** WHAT TO WORK ON **
Reproduce every record below exactly as it appears.

* * *

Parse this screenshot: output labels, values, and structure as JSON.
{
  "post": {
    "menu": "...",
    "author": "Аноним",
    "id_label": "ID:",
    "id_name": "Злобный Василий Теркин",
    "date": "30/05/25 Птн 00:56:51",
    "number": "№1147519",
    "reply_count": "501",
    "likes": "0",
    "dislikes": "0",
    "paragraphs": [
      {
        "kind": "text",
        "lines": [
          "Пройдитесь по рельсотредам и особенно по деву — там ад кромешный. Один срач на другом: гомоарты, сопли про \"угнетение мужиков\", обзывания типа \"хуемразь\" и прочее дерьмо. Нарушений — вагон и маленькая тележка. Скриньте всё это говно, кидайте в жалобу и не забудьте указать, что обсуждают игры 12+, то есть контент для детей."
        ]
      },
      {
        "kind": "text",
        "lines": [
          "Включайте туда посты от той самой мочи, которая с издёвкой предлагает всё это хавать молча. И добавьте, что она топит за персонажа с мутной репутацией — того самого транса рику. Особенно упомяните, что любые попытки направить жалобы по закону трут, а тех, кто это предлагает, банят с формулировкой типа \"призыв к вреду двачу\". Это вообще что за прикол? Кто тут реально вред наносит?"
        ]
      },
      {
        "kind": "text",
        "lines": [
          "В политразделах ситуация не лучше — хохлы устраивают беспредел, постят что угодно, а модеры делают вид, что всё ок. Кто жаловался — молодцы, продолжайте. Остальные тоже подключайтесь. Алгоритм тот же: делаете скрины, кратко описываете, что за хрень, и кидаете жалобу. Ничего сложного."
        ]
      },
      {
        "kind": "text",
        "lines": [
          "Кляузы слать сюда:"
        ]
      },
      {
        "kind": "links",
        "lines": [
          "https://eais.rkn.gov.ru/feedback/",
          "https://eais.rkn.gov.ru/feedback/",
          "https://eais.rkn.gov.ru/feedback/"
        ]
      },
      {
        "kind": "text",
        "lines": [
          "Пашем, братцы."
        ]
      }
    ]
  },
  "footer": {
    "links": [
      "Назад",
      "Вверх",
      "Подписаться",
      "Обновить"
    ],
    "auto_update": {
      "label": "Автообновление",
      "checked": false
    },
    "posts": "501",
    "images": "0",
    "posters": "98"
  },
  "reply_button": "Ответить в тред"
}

* * *

** OUTPUT OF THE EXERCISE **
Parse this screenshot: output labels, values, and structure as JSON.
{
  "post": {
    "menu": "...",
    "author": "Аноним",
    "id_label": "ID:",
    "id_name": "Злобный Василий Теркин",
    "date": "30/05/25 Птн 00:56:51",
    "number": "№1147519",
    "reply_count": "501",
    "likes": "0",
    "dislikes": "0",
    "paragraphs": [
      {
        "kind": "text",
        "lines": [
          "Пройдитесь по рельсотредам и особенно по деву — там ад кромешный. Один срач на другом: гомоарты, сопли про \"угнетение мужиков\", обзывания типа \"хуемразь\" и прочее дерьмо. Нарушений — вагон и маленькая тележка. Скриньте всё это говно, кидайте в жалобу и не забудьте указать, что обсуждают игры 12+, то есть контент для детей."
        ]
      },
      {
        "kind": "text",
        "lines": [
          "Включайте туда посты от той самой мочи, которая с издёвкой предлагает всё это хавать молча. И добавьте, что она топит за персонажа с мутной репутацией — того самого транса рику. Особенно упомяните, что любые попытки направить жалобы по закону трут, а тех, кто это предлагает, банят с формулировкой типа \"призыв к вреду двачу\". Это вообще что за прикол? Кто тут реально вред наносит?"
        ]
      },
      {
        "kind": "text",
        "lines": [
          "В политразделах ситуация не лучше — хохлы устраивают беспредел, постят что угодно, а модеры делают вид, что всё ок. Кто жаловался — молодцы, продолжайте. Остальные тоже подключайтесь. Алгоритм тот же: делаете скрины, кратко описываете, что за хрень, и кидаете жалобу. Ничего сложного."
        ]
      },
      {
        "kind": "text",
        "lines": [
          "Кляузы слать сюда:"
        ]
      },
      {
        "kind": "links",
        "lines": [
          "https://eais.rkn.gov.ru/feedback/",
          "https://eais.rkn.gov.ru/feedback/",
          "https://eais.rkn.gov.ru/feedback/"
        ]
      },
      {
        "kind": "text",
        "lines": [
          "Пашем, братцы."
        ]
      }
    ]
  },
  "footer": {
    "links": [
      "Назад",
      "Вверх",
      "Подписаться",
      "Обновить"
    ],
    "auto_update": {
      "label": "Автообновление",
      "checked": false
    },
    "posts": "501",
    "images": "0",
    "posters": "98"
  },
  "reply_button": "Ответить в тред"
}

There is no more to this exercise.